Collected data

Start

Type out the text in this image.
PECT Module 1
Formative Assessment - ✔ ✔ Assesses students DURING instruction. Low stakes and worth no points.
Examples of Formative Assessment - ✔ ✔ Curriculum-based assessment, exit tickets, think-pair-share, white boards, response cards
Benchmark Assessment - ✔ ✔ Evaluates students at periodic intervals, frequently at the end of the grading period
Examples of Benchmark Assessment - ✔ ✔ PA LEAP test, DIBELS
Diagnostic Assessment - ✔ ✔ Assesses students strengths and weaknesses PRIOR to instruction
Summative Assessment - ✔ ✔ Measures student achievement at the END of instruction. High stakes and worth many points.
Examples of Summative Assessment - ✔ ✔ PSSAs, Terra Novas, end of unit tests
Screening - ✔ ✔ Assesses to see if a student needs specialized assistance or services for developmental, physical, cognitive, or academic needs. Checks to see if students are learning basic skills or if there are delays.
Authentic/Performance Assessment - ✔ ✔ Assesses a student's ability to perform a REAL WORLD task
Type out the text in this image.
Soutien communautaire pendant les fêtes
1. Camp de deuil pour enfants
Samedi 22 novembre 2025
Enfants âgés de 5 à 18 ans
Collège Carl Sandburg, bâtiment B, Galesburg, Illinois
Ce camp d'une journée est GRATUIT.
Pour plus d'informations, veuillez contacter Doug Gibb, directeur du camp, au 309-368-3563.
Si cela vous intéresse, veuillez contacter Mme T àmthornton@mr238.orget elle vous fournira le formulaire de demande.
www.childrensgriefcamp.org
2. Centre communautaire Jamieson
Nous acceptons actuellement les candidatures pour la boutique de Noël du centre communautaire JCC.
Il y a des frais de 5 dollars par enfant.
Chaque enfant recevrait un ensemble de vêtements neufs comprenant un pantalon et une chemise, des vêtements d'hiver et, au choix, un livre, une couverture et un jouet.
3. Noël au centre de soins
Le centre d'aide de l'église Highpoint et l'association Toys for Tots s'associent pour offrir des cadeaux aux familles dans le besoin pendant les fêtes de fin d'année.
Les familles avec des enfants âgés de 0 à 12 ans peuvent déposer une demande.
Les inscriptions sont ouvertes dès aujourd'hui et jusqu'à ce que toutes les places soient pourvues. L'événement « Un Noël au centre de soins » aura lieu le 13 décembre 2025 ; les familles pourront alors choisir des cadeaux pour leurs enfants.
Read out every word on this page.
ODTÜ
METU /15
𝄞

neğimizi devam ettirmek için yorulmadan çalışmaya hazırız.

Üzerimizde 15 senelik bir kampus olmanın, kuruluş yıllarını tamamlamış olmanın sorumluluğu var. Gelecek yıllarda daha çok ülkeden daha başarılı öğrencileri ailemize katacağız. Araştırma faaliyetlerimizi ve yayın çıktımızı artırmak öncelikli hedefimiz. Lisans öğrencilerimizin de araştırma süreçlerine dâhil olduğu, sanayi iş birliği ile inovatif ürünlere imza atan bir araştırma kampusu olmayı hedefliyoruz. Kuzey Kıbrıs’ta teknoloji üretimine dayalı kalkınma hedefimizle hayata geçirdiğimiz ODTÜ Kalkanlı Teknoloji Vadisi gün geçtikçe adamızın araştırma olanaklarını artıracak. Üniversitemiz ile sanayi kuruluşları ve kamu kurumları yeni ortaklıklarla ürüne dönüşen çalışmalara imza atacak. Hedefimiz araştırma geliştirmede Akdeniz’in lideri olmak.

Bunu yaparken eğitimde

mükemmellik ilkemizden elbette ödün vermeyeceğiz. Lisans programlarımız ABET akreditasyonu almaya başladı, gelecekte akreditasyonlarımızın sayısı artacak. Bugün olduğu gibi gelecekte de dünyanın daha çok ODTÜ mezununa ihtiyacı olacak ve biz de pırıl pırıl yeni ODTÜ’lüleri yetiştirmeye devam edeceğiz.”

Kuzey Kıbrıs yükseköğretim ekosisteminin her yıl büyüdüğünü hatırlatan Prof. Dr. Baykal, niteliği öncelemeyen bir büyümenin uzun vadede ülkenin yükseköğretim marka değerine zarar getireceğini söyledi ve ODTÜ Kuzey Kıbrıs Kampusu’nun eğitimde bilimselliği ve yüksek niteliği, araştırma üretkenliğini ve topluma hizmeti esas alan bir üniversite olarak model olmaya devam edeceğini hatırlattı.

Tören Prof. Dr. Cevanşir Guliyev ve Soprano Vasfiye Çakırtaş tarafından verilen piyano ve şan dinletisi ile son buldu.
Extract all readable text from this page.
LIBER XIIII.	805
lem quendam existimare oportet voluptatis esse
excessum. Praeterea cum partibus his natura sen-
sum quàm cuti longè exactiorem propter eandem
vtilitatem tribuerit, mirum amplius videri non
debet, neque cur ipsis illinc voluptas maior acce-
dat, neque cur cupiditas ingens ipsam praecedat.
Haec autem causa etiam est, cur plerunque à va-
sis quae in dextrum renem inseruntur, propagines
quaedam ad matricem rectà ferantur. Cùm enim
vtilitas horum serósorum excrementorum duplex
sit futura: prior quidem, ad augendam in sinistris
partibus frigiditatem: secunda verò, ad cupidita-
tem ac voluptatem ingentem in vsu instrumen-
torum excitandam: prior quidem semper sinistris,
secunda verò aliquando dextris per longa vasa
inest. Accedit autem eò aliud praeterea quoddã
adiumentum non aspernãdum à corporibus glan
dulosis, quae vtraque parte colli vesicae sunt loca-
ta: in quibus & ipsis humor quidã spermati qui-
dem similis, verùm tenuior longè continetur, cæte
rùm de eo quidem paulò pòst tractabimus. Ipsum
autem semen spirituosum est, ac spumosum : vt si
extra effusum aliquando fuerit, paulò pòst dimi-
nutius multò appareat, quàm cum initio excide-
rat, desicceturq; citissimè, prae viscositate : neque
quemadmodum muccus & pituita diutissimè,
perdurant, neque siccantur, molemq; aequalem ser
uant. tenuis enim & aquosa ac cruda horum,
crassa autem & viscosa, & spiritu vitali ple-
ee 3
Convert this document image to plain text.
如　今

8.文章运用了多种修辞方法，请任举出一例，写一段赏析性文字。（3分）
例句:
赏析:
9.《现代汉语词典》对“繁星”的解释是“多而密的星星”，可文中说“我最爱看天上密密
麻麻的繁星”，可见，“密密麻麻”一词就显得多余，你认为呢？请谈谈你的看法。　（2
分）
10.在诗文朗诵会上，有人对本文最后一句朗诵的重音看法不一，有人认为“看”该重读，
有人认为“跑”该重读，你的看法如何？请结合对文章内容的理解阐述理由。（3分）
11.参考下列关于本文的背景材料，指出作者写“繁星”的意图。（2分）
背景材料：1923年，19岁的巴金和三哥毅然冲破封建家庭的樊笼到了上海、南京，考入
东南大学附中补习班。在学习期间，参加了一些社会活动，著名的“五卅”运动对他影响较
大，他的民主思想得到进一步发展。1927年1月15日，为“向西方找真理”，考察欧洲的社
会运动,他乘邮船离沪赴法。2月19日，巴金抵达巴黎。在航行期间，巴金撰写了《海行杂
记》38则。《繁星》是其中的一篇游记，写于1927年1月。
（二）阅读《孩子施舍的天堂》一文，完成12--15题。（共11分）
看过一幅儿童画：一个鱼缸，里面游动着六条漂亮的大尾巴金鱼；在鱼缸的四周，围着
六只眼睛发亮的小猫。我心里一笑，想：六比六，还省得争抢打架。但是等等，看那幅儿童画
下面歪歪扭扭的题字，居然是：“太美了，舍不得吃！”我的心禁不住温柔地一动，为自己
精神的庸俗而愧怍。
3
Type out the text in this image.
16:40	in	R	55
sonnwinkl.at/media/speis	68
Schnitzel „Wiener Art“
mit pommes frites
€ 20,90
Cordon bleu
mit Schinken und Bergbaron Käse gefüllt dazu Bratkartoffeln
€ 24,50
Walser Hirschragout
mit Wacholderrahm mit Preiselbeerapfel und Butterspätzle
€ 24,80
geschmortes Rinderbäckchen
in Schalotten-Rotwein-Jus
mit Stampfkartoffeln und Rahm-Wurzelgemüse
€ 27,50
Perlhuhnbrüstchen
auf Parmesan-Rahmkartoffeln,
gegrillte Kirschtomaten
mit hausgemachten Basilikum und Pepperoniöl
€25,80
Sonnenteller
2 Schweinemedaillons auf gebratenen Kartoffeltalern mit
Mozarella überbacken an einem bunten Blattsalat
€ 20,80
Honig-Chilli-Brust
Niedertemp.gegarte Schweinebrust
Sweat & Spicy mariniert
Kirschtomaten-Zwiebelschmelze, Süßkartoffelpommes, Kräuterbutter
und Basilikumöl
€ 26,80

End

* [Exercise]:
Copy every line of the records above that holds the word "familles".

* [Final result]:
Le centre d'aide de l'église Highpoint et l'association Toys for Tots s'associent pour offrir des cadeaux aux familles dans le besoin pendant les fêtes de fin d'année.
Les familles avec des enfants âgés de 0 à 12 ans peuvent déposer une demande.
Les inscriptions sont ouvertes dès aujourd'hui et jusqu'à ce que toutes les places soient pourvues. L'événement « Un Noël au centre de soins » aura lieu le 13 décembre 2025 ; les familles pourront alors choisir des cadeaux pour leurs enfants.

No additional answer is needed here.